YOUR INSTRUCTIONS — Print the entries verbatim, leaving out the images they contain.

**** SUPPLIED DATA ****

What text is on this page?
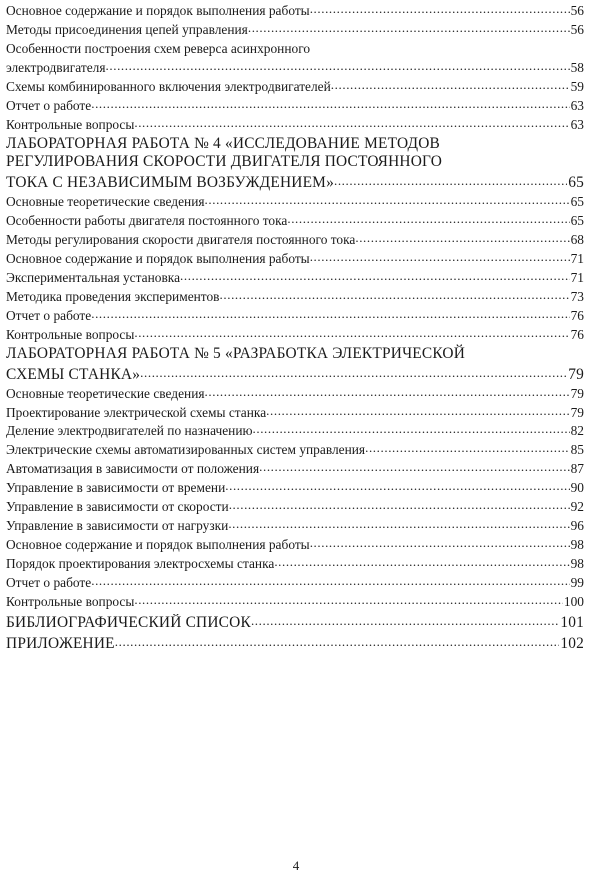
Основное содержание и порядок выполнения работы .....	56
Методы присоединения цепей управления .....	56
Особенности построения схем реверса асинхронного
электродвигателя .....	58
Схемы комбинированного включения электродвигателей .....	59
Отчет о работе .....	63
Контрольные вопросы .....	63
ЛАБОРАТОРНАЯ РАБОТА № 4 «ИССЛЕДОВАНИЕ МЕТОДОВ
РЕГУЛИРОВАНИЯ СКОРОСТИ ДВИГАТЕЛЯ ПОСТОЯННОГО
ТОКА С НЕЗАВИСИМЫМ ВОЗБУЖДЕНИЕМ» .....	65
Основные теоретические сведения .....	65
Особенности работы двигателя постоянного тока .....	65
Методы регулирования скорости двигателя постоянного тока .....	68
Основное содержание и порядок выполнения работы .....	71
Экспериментальная установка .....	71
Методика проведения экспериментов .....	73
Отчет о работе .....	76
Контрольные вопросы .....	76
ЛАБОРАТОРНАЯ РАБОТА № 5 «РАЗРАБОТКА ЭЛЕКТРИЧЕСКОЙ
СХЕМЫ СТАНКА» .....	79
Основные теоретические сведения .....	79
Проектирование электрической схемы станка .....	79
Деление электродвигателей по назначению .....	82
Электрические схемы автоматизированных систем управления .....	85
Автоматизация в зависимости от положения .....	87
Управление в зависимости от времени .....	90
Управление в зависимости от скорости .....	92
Управление в зависимости от нагрузки .....	96
Основное содержание и порядок выполнения работы .....	98
Порядок проектирования электросхемы станка .....	98
Отчет о работе .....	99
Контрольные вопросы .....	100
БИБЛИОГРАФИЧЕСКИЙ СПИСОК .....	101
ПРИЛОЖЕНИЕ .....	102
4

****

EXERCISE RESPONSE —
What text is on this page?
Основное содержание и порядок выполнения работы .....	56
Методы присоединения цепей управления .....	56
Особенности построения схем реверса асинхронного
электродвигателя .....	58
Схемы комбинированного включения электродвигателей .....	59
Отчет о работе .....	63
Контрольные вопросы .....	63
ЛАБОРАТОРНАЯ РАБОТА № 4 «ИССЛЕДОВАНИЕ МЕТОДОВ
РЕГУЛИРОВАНИЯ СКОРОСТИ ДВИГАТЕЛЯ ПОСТОЯННОГО
ТОКА С НЕЗАВИСИМЫМ ВОЗБУЖДЕНИЕМ» .....	65
Основные теоретические сведения .....	65
Особенности работы двигателя постоянного тока .....	65
Методы регулирования скорости двигателя постоянного тока .....	68
Основное содержание и порядок выполнения работы .....	71
Экспериментальная установка .....	71
Методика проведения экспериментов .....	73
Отчет о работе .....	76
Контрольные вопросы .....	76
ЛАБОРАТОРНАЯ РАБОТА № 5 «РАЗРАБОТКА ЭЛЕКТРИЧЕСКОЙ
СХЕМЫ СТАНКА» .....	79
Основные теоретические сведения .....	79
Проектирование электрической схемы станка .....	79
Деление электродвигателей по назначению .....	82
Электрические схемы автоматизированных систем управления .....	85
Автоматизация в зависимости от положения .....	87
Управление в зависимости от времени .....	90
Управление в зависимости от скорости .....	92
Управление в зависимости от нагрузки .....	96
Основное содержание и порядок выполнения работы .....	98
Порядок проектирования электросхемы станка .....	98
Отчет о работе .....	99
Контрольные вопросы .....	100
БИБЛИОГРАФИЧЕСКИЙ СПИСОК .....	101
ПРИЛОЖЕНИЕ .....	102
4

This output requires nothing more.